§ DESCRIPTION OF THE TASK: What you return should match every record exactly, with the images removed.

=== MATERIAL SUPPLIED ===

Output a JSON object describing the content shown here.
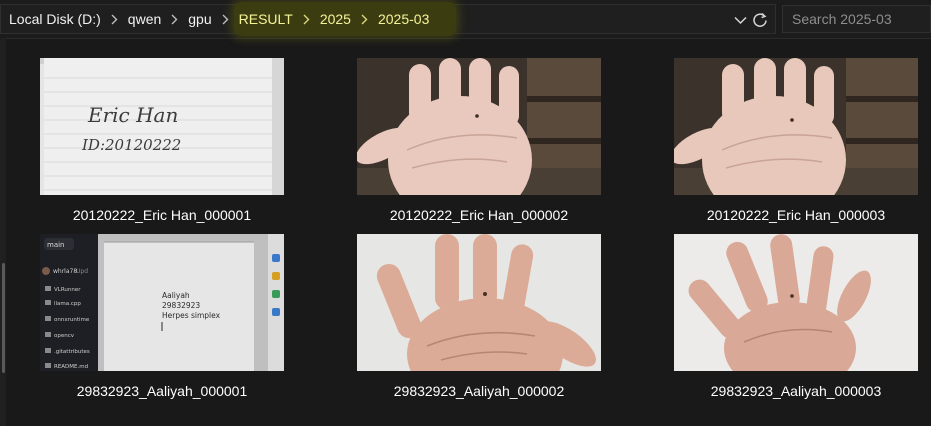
{
  "breadcrumb": [
    {
      "label": "Local Disk (D:)",
      "highlighted": false
    },
    {
      "label": "qwen",
      "highlighted": false
    },
    {
      "label": "gpu",
      "highlighted": false
    },
    {
      "label": "RESULT",
      "highlighted": true
    },
    {
      "label": "2025",
      "highlighted": true
    },
    {
      "label": "2025-03",
      "highlighted": true
    }
  ],
  "search": {
    "placeholder": "Search 2025-03"
  },
  "icons": {
    "separator": "chevron-right-icon",
    "history": "chevron-down-icon",
    "refresh": "refresh-icon"
  },
  "colors": {
    "background": "#191919",
    "highlight": "#3b3d10",
    "highlight_text": "#f4f39a"
  },
  "files": [
    {
      "name": "20120222_Eric Han_000001",
      "preview": "handwritten-note",
      "note_lines": [
        "Eric Han",
        "ID:20120222"
      ]
    },
    {
      "name": "20120222_Eric Han_000002",
      "preview": "palm-photo"
    },
    {
      "name": "20120222_Eric Han_000003",
      "preview": "palm-photo"
    },
    {
      "name": "29832923_Aaliyah_000001",
      "preview": "screen-photo",
      "screen": {
        "branch": "main",
        "user": "whrla78",
        "status": "Upd",
        "sidebar": [
          "VLRunner",
          "llama.cpp",
          "onnxruntime",
          "opencv",
          ".gitattributes",
          "README.md"
        ],
        "text_lines": [
          "Aaliyah",
          "29832923",
          "Herpes simplex"
        ]
      }
    },
    {
      "name": "29832923_Aaliyah_000002",
      "preview": "palm-photo"
    },
    {
      "name": "29832923_Aaliyah_000003",
      "preview": "palm-photo"
    }
  ]
}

===

§ COMPLETE OUTPUT:
Output a JSON object describing the content shown here.
{
  "breadcrumb": [
    {
      "label": "Local Disk (D:)",
      "highlighted": false
    },
    {
      "label": "qwen",
      "highlighted": false
    },
    {
      "label": "gpu",
      "highlighted": false
    },
    {
      "label": "RESULT",
      "highlighted": true
    },
    {
      "label": "2025",
      "highlighted": true
    },
    {
      "label": "2025-03",
      "highlighted": true
    }
  ],
  "search": {
    "placeholder": "Search 2025-03"
  },
  "icons": {
    "separator": "chevron-right-icon",
    "history": "chevron-down-icon",
    "refresh": "refresh-icon"
  },
  "colors": {
    "background": "#191919",
    "highlight": "#3b3d10",
    "highlight_text": "#f4f39a"
  },
  "files": [
    {
      "name": "20120222_Eric Han_000001",
      "preview": "handwritten-note",
      "note_lines": [
        "Eric Han",
        "ID:20120222"
      ]
    },
    {
      "name": "20120222_Eric Han_000002",
      "preview": "palm-photo"
    },
    {
      "name": "20120222_Eric Han_000003",
      "preview": "palm-photo"
    },
    {
      "name": "29832923_Aaliyah_000001",
      "preview": "screen-photo",
      "screen": {
        "branch": "main",
        "user": "whrla78",
        "status": "Upd",
        "sidebar": [
          "VLRunner",
          "llama.cpp",
          "onnxruntime",
          "opencv",
          ".gitattributes",
          "README.md"
        ],
        "text_lines": [
          "Aaliyah",
          "29832923",
          "Herpes simplex"
        ]
      }
    },
    {
      "name": "29832923_Aaliyah_000002",
      "preview": "palm-photo"
    },
    {
      "name": "29832923_Aaliyah_000003",
      "preview": "palm-photo"
    }
  ]
}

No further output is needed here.